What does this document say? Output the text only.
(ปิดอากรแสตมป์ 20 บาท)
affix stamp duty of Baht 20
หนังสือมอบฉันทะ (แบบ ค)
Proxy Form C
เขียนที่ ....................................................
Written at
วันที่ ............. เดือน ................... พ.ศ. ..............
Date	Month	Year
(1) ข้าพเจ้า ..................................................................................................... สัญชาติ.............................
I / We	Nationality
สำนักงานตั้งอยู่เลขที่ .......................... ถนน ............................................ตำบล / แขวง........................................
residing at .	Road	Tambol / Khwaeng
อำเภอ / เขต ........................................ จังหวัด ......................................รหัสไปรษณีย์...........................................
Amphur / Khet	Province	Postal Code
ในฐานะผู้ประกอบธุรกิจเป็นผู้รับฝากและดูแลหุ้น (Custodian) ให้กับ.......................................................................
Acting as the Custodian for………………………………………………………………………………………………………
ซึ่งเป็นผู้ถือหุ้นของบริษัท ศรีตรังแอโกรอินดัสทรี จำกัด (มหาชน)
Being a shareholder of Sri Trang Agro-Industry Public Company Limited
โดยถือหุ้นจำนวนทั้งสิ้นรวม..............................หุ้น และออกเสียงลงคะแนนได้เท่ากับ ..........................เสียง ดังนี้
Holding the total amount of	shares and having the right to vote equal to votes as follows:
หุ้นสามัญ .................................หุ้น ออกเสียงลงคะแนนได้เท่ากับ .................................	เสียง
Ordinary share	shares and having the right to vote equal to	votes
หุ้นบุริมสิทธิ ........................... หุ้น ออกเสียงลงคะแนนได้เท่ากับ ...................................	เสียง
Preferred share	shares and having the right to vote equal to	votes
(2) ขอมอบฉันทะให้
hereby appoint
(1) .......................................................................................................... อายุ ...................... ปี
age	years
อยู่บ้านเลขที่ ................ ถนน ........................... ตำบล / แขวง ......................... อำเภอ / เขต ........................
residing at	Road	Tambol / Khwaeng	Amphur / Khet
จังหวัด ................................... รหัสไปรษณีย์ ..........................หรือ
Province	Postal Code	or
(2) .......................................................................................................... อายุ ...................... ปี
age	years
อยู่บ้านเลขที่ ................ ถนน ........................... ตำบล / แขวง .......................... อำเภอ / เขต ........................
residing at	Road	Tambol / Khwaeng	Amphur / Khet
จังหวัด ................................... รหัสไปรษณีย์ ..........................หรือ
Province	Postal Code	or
***
§ Stated problem:
Print all of the entries exactly as they appear.

§ Solved problem:
What does this document say? Output the text only.
(ปิดอากรแสตมป์ 20 บาท)
affix stamp duty of Baht 20
หนังสือมอบฉันทะ (แบบ ค)
Proxy Form C
เขียนที่ ....................................................
Written at
วันที่ ............. เดือน ................... พ.ศ. ..............
Date	Month	Year
(1) ข้าพเจ้า ..................................................................................................... สัญชาติ.............................
I / We	Nationality
สำนักงานตั้งอยู่เลขที่ .......................... ถนน ............................................ตำบล / แขวง........................................
residing at .	Road	Tambol / Khwaeng
อำเภอ / เขต ........................................ จังหวัด ......................................รหัสไปรษณีย์...........................................
Amphur / Khet	Province	Postal Code
ในฐานะผู้ประกอบธุรกิจเป็นผู้รับฝากและดูแลหุ้น (Custodian) ให้กับ.......................................................................
Acting as the Custodian for………………………………………………………………………………………………………
ซึ่งเป็นผู้ถือหุ้นของบริษัท ศรีตรังแอโกรอินดัสทรี จำกัด (มหาชน)
Being a shareholder of Sri Trang Agro-Industry Public Company Limited
โดยถือหุ้นจำนวนทั้งสิ้นรวม..............................หุ้น และออกเสียงลงคะแนนได้เท่ากับ ..........................เสียง ดังนี้
Holding the total amount of	shares and having the right to vote equal to votes as follows:
หุ้นสามัญ .................................หุ้น ออกเสียงลงคะแนนได้เท่ากับ .................................	เสียง
Ordinary share	shares and having the right to vote equal to	votes
หุ้นบุริมสิทธิ ........................... หุ้น ออกเสียงลงคะแนนได้เท่ากับ ...................................	เสียง
Preferred share	shares and having the right to vote equal to	votes
(2) ขอมอบฉันทะให้
hereby appoint
(1) .......................................................................................................... อายุ ...................... ปี
age	years
อยู่บ้านเลขที่ ................ ถนน ........................... ตำบล / แขวง ......................... อำเภอ / เขต ........................
residing at	Road	Tambol / Khwaeng	Amphur / Khet
จังหวัด ................................... รหัสไปรษณีย์ ..........................หรือ
Province	Postal Code	or
(2) .......................................................................................................... อายุ ...................... ปี
age	years
อยู่บ้านเลขที่ ................ ถนน ........................... ตำบล / แขวง .......................... อำเภอ / เขต ........................
residing at	Road	Tambol / Khwaeng	Amphur / Khet
จังหวัด ................................... รหัสไปรษณีย์ ..........................หรือ
Province	Postal Code	or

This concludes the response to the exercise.